• Dataset records:
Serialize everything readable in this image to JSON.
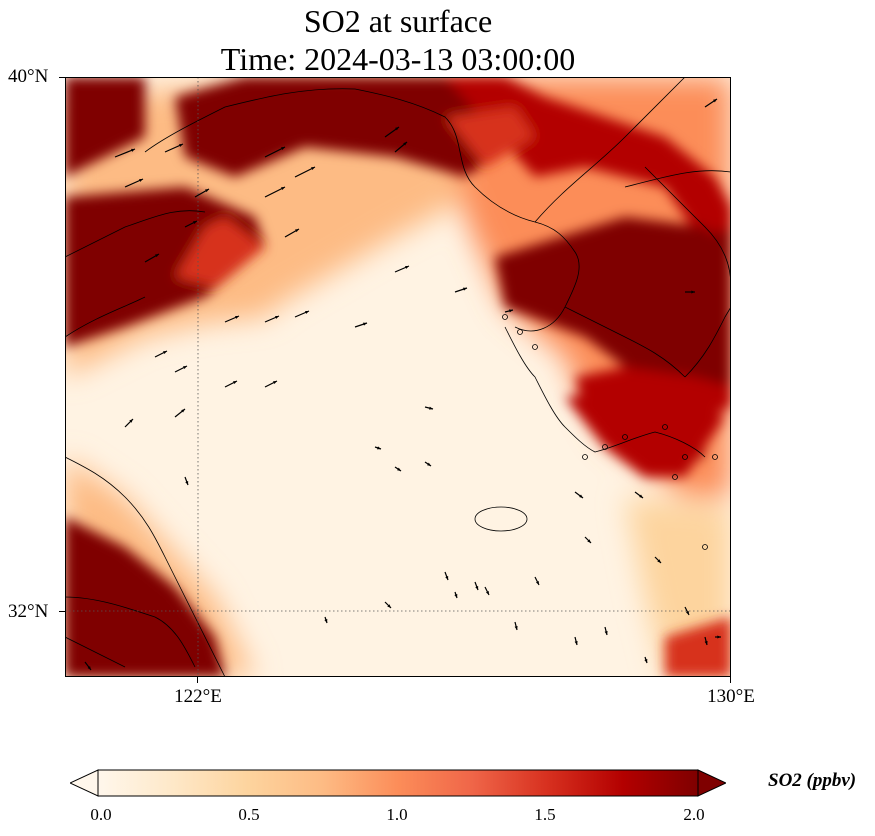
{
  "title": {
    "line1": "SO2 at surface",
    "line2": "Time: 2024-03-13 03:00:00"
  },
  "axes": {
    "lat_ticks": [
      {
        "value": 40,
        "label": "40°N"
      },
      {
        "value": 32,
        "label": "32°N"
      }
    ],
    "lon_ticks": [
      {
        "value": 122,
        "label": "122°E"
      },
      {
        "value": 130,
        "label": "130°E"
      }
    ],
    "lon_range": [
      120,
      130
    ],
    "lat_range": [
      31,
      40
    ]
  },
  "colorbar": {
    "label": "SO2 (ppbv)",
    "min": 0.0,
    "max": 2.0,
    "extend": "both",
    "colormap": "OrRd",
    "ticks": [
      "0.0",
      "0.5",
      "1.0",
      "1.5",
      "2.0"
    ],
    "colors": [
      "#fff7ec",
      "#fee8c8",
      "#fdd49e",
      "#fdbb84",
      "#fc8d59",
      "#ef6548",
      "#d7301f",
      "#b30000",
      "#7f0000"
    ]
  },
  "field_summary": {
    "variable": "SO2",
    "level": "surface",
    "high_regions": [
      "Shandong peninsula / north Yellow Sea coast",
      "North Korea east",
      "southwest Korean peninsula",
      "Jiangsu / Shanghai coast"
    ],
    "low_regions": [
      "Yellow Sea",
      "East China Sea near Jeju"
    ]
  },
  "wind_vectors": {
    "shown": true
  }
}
---
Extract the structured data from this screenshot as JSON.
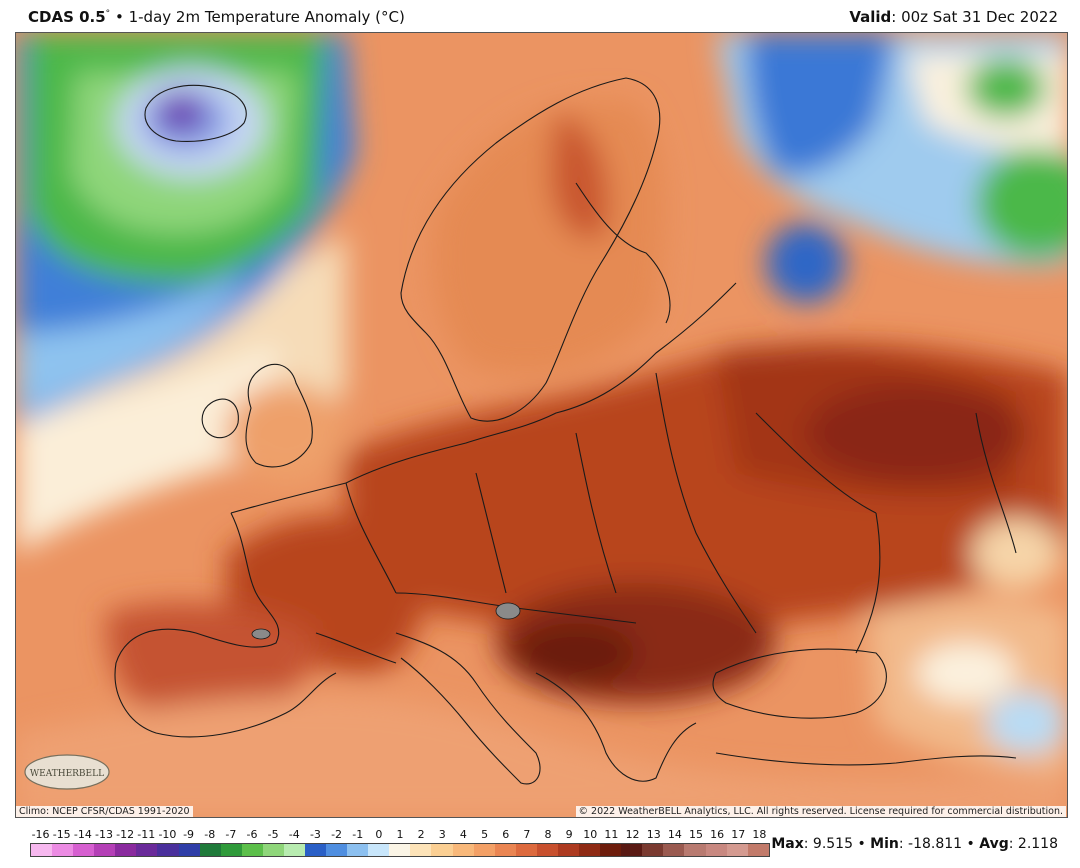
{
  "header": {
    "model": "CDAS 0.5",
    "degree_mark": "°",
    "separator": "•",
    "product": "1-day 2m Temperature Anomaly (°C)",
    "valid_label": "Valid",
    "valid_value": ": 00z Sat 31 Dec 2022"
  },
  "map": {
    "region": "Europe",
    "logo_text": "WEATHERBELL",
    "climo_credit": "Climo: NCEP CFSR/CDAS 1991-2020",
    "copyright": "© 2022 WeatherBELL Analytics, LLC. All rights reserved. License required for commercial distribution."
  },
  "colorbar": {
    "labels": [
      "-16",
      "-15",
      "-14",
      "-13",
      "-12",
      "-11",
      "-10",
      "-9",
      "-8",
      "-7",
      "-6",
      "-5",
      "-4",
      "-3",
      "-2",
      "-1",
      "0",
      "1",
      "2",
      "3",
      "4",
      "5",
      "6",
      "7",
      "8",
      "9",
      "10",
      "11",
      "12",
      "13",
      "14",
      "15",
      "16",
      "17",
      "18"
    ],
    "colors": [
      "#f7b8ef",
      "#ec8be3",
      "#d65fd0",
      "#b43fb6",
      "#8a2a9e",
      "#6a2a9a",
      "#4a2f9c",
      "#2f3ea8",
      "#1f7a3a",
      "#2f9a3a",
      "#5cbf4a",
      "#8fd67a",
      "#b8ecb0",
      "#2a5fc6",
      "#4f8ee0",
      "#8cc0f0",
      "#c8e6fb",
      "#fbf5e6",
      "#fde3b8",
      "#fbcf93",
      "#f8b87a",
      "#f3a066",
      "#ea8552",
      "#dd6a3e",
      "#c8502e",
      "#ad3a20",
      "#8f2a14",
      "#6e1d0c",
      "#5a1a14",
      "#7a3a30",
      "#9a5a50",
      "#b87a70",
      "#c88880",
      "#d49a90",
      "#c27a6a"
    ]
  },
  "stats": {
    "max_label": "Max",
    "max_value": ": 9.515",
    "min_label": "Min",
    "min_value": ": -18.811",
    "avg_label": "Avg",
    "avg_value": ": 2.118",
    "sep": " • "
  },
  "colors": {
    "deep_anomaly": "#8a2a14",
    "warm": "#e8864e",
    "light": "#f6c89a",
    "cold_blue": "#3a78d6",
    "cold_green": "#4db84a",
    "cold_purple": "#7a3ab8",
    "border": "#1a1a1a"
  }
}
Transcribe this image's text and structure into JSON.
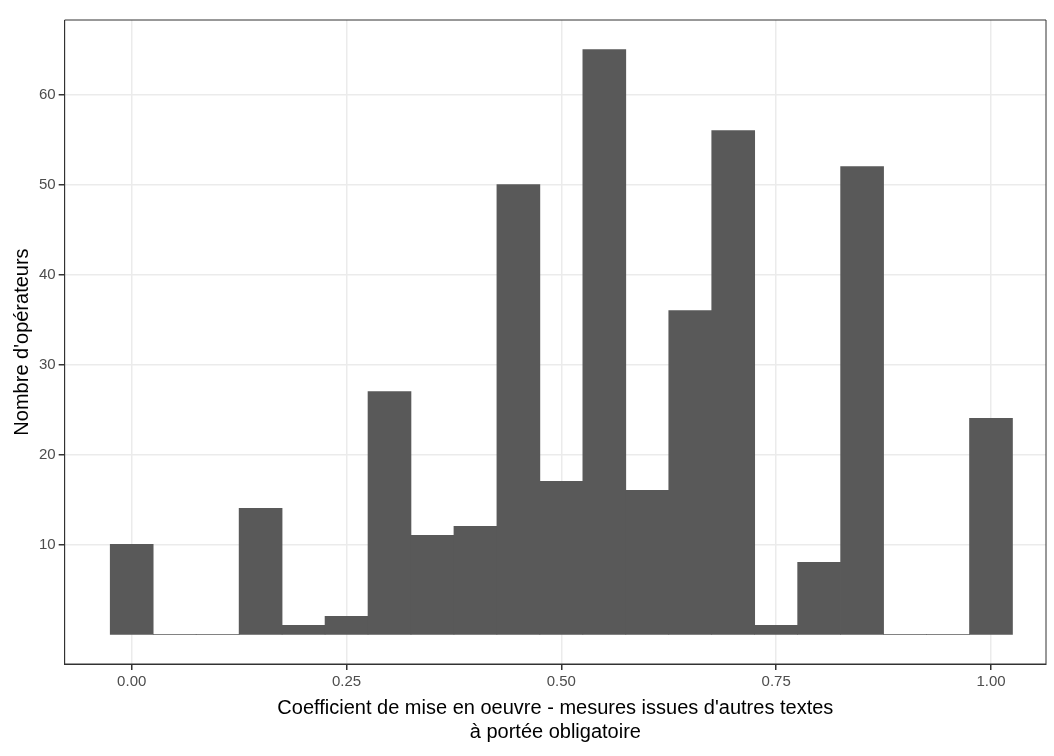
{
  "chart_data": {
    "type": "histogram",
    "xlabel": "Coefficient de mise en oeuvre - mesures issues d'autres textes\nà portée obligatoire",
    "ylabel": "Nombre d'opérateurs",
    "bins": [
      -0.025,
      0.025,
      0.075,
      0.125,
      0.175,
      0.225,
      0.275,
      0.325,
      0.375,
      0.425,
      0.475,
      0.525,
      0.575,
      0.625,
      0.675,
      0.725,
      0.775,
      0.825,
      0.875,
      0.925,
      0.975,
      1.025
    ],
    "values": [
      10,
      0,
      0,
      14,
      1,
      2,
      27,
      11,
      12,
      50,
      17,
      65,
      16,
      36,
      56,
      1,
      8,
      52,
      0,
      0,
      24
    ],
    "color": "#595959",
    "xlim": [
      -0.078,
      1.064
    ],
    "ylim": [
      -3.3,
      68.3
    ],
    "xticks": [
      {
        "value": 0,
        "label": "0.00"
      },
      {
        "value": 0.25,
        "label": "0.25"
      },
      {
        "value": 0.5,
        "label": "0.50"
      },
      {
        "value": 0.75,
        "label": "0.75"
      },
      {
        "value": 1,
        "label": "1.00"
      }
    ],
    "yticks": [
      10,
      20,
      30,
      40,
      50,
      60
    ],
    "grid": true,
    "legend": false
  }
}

• Task description:
Check each line of the data above for the word "JSON" and say how many lines have it. Give the number alone.

• Written solution:
3